[Stored items]
* * * * *
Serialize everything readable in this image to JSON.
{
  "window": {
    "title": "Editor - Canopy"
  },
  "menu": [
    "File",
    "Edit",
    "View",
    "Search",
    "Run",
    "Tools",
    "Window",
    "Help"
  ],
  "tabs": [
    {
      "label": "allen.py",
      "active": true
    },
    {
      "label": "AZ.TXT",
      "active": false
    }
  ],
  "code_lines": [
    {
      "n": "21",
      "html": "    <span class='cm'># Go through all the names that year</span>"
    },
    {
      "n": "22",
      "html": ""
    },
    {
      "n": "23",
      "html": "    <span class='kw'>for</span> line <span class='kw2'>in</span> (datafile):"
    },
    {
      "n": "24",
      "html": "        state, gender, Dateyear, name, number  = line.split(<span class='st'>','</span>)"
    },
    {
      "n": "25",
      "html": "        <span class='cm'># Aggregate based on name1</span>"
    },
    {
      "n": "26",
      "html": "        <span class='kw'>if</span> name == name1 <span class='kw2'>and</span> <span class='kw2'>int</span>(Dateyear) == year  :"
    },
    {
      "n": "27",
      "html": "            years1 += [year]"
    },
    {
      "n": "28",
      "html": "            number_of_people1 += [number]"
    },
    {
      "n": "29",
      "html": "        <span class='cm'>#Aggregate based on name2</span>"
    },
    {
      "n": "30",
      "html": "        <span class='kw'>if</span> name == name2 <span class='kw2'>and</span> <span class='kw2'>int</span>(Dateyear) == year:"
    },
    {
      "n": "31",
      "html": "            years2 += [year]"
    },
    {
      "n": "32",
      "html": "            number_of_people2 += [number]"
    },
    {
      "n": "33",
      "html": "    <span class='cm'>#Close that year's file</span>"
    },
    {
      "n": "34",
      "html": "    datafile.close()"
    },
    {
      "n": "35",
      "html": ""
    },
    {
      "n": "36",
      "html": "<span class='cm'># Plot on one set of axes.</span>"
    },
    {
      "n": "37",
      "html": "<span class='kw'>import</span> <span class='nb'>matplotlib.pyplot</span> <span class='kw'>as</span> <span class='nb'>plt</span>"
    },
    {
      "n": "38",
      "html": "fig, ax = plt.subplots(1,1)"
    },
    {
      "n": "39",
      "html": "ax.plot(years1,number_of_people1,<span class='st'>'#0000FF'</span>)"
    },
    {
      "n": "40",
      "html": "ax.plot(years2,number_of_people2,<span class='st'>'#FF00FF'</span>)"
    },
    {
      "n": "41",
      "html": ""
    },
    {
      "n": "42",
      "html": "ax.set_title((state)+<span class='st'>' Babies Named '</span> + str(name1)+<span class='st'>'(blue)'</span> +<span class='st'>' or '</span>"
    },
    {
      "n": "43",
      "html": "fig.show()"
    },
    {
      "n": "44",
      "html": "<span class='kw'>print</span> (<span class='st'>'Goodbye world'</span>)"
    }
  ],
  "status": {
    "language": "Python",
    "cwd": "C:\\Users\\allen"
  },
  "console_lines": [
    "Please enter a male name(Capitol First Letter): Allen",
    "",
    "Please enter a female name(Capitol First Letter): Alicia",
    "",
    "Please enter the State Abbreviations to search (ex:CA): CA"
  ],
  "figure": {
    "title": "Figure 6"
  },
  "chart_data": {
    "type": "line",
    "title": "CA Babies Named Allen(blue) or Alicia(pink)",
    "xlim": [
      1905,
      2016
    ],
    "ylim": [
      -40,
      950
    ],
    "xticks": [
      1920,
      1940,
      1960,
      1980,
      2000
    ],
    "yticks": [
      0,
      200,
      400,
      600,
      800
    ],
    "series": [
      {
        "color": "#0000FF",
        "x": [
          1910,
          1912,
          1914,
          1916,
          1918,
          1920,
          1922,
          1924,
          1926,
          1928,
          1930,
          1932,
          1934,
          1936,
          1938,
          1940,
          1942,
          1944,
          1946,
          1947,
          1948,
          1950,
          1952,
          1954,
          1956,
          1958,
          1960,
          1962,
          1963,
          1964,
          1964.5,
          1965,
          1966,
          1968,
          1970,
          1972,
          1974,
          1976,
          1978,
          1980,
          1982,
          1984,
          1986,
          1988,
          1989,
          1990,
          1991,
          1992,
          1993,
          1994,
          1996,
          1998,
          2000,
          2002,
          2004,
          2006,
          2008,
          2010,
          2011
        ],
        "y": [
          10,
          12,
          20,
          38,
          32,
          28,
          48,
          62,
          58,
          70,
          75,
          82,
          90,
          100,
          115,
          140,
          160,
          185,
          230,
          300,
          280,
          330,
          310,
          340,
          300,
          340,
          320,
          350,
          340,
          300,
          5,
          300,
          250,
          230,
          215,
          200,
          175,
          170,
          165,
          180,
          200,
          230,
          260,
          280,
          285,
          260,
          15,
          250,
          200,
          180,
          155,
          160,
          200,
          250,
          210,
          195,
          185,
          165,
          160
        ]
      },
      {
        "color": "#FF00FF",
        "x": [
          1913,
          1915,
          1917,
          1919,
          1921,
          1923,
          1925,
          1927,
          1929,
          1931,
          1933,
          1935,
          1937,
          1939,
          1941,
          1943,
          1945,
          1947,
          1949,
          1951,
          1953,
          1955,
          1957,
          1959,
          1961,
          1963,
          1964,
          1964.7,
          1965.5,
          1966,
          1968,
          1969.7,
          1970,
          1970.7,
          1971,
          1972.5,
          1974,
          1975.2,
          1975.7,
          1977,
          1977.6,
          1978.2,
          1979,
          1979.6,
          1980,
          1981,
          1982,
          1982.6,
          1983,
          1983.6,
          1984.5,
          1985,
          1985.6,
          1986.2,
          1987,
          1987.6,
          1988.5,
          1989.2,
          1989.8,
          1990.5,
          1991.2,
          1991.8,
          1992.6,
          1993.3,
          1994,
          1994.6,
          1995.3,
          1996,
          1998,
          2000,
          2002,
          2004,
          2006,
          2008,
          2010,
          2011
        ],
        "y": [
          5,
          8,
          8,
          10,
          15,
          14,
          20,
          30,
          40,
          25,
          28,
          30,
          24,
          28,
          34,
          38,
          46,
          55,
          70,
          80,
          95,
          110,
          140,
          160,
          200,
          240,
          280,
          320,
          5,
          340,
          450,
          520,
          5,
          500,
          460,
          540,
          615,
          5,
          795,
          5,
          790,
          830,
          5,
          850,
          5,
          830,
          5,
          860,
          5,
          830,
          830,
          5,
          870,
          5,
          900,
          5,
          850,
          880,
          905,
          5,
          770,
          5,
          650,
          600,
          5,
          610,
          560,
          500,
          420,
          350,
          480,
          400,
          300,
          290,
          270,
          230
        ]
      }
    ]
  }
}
* * * * *
◆ **AIM OF THE TASK**
Copy the lines from the entries above in which the word "that" appears.

◆ **ANSWER TO THIS PROBLEM**
      "html": "    <span class='cm'># Go through all the names that year</span>"
      "html": "    <span class='cm'>#Close that year's file</span>"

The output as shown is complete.